Given exercise: Copy the records below exactly as they appear.

Records excerpted from a collection:
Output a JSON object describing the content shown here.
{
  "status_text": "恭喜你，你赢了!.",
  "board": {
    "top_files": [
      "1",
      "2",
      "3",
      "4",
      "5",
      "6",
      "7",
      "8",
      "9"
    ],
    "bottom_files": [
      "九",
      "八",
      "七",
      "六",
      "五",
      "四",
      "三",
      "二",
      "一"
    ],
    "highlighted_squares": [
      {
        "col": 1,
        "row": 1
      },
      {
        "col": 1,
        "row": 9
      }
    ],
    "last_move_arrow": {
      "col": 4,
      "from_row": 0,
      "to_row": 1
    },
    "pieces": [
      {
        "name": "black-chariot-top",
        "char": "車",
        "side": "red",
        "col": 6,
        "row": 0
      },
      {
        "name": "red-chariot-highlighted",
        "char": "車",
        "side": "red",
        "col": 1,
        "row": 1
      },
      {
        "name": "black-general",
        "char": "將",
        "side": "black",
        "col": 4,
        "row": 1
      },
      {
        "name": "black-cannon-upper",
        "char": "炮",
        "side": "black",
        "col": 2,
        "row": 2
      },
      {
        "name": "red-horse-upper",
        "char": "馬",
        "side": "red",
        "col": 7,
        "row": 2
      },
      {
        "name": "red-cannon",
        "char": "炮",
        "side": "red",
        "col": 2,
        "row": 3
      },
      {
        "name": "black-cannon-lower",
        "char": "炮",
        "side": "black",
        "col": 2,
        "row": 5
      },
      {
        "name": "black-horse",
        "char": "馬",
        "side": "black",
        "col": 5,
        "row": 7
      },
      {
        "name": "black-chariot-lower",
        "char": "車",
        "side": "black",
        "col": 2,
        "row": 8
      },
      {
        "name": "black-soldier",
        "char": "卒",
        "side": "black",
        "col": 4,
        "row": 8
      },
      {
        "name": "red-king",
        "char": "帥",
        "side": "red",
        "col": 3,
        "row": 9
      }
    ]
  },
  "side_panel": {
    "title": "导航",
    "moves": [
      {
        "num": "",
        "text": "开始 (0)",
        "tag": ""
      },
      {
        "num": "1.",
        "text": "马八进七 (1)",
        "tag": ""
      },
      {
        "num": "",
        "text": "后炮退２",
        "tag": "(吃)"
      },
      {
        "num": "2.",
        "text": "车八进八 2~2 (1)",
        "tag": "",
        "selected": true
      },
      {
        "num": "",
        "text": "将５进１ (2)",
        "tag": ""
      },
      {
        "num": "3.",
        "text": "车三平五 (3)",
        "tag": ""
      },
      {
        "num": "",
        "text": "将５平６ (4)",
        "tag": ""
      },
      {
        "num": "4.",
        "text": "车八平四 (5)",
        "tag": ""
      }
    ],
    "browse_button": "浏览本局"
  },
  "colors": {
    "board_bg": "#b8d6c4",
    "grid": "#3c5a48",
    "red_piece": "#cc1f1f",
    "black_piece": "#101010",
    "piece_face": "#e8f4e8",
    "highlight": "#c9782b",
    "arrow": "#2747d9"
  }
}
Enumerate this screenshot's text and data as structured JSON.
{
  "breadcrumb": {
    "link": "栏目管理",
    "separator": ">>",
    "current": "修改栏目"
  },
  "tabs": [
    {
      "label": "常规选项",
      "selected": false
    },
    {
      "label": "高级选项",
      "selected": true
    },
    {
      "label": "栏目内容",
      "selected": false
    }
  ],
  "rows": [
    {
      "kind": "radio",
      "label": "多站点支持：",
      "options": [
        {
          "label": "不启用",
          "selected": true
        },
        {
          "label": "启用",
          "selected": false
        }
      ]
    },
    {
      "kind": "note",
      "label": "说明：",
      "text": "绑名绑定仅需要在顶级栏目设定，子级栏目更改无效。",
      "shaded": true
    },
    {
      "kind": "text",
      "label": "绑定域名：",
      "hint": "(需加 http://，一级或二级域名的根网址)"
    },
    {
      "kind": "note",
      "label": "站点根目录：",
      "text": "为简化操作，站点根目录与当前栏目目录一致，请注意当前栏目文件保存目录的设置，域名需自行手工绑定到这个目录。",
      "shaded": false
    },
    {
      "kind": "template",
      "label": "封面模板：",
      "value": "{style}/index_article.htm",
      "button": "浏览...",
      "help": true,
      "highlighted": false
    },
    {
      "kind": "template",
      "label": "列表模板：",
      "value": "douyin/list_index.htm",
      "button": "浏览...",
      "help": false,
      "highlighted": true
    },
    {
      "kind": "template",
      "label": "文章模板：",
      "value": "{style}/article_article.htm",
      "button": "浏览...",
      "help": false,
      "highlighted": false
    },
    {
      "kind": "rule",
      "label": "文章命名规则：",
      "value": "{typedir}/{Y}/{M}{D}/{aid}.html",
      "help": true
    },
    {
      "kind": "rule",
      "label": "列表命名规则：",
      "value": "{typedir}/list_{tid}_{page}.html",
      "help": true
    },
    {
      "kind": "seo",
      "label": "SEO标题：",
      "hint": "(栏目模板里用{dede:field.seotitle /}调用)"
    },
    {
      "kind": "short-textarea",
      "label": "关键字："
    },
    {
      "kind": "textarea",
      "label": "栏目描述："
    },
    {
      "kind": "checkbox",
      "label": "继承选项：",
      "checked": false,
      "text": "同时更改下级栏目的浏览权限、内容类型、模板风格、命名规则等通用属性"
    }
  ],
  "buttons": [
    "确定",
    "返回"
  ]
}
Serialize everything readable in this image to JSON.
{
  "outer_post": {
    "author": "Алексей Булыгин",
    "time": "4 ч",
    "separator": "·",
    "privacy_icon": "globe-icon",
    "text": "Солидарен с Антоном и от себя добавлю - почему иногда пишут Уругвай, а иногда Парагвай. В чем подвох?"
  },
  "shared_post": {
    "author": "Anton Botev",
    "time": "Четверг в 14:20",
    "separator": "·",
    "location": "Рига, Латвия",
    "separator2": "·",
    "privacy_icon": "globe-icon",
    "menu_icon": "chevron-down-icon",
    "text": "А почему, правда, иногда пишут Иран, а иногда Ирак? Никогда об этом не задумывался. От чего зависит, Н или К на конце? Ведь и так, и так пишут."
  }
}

Solution for this exercise:
Output a JSON object describing the content shown here.
{
  "status_text": "恭喜你，你赢了!.",
  "board": {
    "top_files": [
      "1",
      "2",
      "3",
      "4",
      "5",
      "6",
      "7",
      "8",
      "9"
    ],
    "bottom_files": [
      "九",
      "八",
      "七",
      "六",
      "五",
      "四",
      "三",
      "二",
      "一"
    ],
    "highlighted_squares": [
      {
        "col": 1,
        "row": 1
      },
      {
        "col": 1,
        "row": 9
      }
    ],
    "last_move_arrow": {
      "col": 4,
      "from_row": 0,
      "to_row": 1
    },
    "pieces": [
      {
        "name": "black-chariot-top",
        "char": "車",
        "side": "red",
        "col": 6,
        "row": 0
      },
      {
        "name": "red-chariot-highlighted",
        "char": "車",
        "side": "red",
        "col": 1,
        "row": 1
      },
      {
        "name": "black-general",
        "char": "將",
        "side": "black",
        "col": 4,
        "row": 1
      },
      {
        "name": "black-cannon-upper",
        "char": "炮",
        "side": "black",
        "col": 2,
        "row": 2
      },
      {
        "name": "red-horse-upper",
        "char": "馬",
        "side": "red",
        "col": 7,
        "row": 2
      },
      {
        "name": "red-cannon",
        "char": "炮",
        "side": "red",
        "col": 2,
        "row": 3
      },
      {
        "name": "black-cannon-lower",
        "char": "炮",
        "side": "black",
        "col": 2,
        "row": 5
      },
      {
        "name": "black-horse",
        "char": "馬",
        "side": "black",
        "col": 5,
        "row": 7
      },
      {
        "name": "black-chariot-lower",
        "char": "車",
        "side": "black",
        "col": 2,
        "row": 8
      },
      {
        "name": "black-soldier",
        "char": "卒",
        "side": "black",
        "col": 4,
        "row": 8
      },
      {
        "name": "red-king",
        "char": "帥",
        "side": "red",
        "col": 3,
        "row": 9
      }
    ]
  },
  "side_panel": {
    "title": "导航",
    "moves": [
      {
        "num": "",
        "text": "开始 (0)",
        "tag": ""
      },
      {
        "num": "1.",
        "text": "马八进七 (1)",
        "tag": ""
      },
      {
        "num": "",
        "text": "后炮退２",
        "tag": "(吃)"
      },
      {
        "num": "2.",
        "text": "车八进八 2~2 (1)",
        "tag": "",
        "selected": true
      },
      {
        "num": "",
        "text": "将５进１ (2)",
        "tag": ""
      },
      {
        "num": "3.",
        "text": "车三平五 (3)",
        "tag": ""
      },
      {
        "num": "",
        "text": "将５平６ (4)",
        "tag": ""
      },
      {
        "num": "4.",
        "text": "车八平四 (5)",
        "tag": ""
      }
    ],
    "browse_button": "浏览本局"
  },
  "colors": {
    "board_bg": "#b8d6c4",
    "grid": "#3c5a48",
    "red_piece": "#cc1f1f",
    "black_piece": "#101010",
    "piece_face": "#e8f4e8",
    "highlight": "#c9782b",
    "arrow": "#2747d9"
  }
}
Enumerate this screenshot's text and data as structured JSON.
{
  "breadcrumb": {
    "link": "栏目管理",
    "separator": ">>",
    "current": "修改栏目"
  },
  "tabs": [
    {
      "label": "常规选项",
      "selected": false
    },
    {
      "label": "高级选项",
      "selected": true
    },
    {
      "label": "栏目内容",
      "selected": false
    }
  ],
  "rows": [
    {
      "kind": "radio",
      "label": "多站点支持：",
      "options": [
        {
          "label": "不启用",
          "selected": true
        },
        {
          "label": "启用",
          "selected": false
        }
      ]
    },
    {
      "kind": "note",
      "label": "说明：",
      "text": "绑名绑定仅需要在顶级栏目设定，子级栏目更改无效。",
      "shaded": true
    },
    {
      "kind": "text",
      "label": "绑定域名：",
      "hint": "(需加 http://，一级或二级域名的根网址)"
    },
    {
      "kind": "note",
      "label": "站点根目录：",
      "text": "为简化操作，站点根目录与当前栏目目录一致，请注意当前栏目文件保存目录的设置，域名需自行手工绑定到这个目录。",
      "shaded": false
    },
    {
      "kind": "template",
      "label": "封面模板：",
      "value": "{style}/index_article.htm",
      "button": "浏览...",
      "help": true,
      "highlighted": false
    },
    {
      "kind": "template",
      "label": "列表模板：",
      "value": "douyin/list_index.htm",
      "button": "浏览...",
      "help": false,
      "highlighted": true
    },
    {
      "kind": "template",
      "label": "文章模板：",
      "value": "{style}/article_article.htm",
      "button": "浏览...",
      "help": false,
      "highlighted": false
    },
    {
      "kind": "rule",
      "label": "文章命名规则：",
      "value": "{typedir}/{Y}/{M}{D}/{aid}.html",
      "help": true
    },
    {
      "kind": "rule",
      "label": "列表命名规则：",
      "value": "{typedir}/list_{tid}_{page}.html",
      "help": true
    },
    {
      "kind": "seo",
      "label": "SEO标题：",
      "hint": "(栏目模板里用{dede:field.seotitle /}调用)"
    },
    {
      "kind": "short-textarea",
      "label": "关键字："
    },
    {
      "kind": "textarea",
      "label": "栏目描述："
    },
    {
      "kind": "checkbox",
      "label": "继承选项：",
      "checked": false,
      "text": "同时更改下级栏目的浏览权限、内容类型、模板风格、命名规则等通用属性"
    }
  ],
  "buttons": [
    "确定",
    "返回"
  ]
}
Serialize everything readable in this image to JSON.
{
  "outer_post": {
    "author": "Алексей Булыгин",
    "time": "4 ч",
    "separator": "·",
    "privacy_icon": "globe-icon",
    "text": "Солидарен с Антоном и от себя добавлю - почему иногда пишут Уругвай, а иногда Парагвай. В чем подвох?"
  },
  "shared_post": {
    "author": "Anton Botev",
    "time": "Четверг в 14:20",
    "separator": "·",
    "location": "Рига, Латвия",
    "separator2": "·",
    "privacy_icon": "globe-icon",
    "menu_icon": "chevron-down-icon",
    "text": "А почему, правда, иногда пишут Иран, а иногда Ирак? Никогда об этом не задумывался. От чего зависит, Н или К на конце? Ведь и так, и так пишут."
  }
}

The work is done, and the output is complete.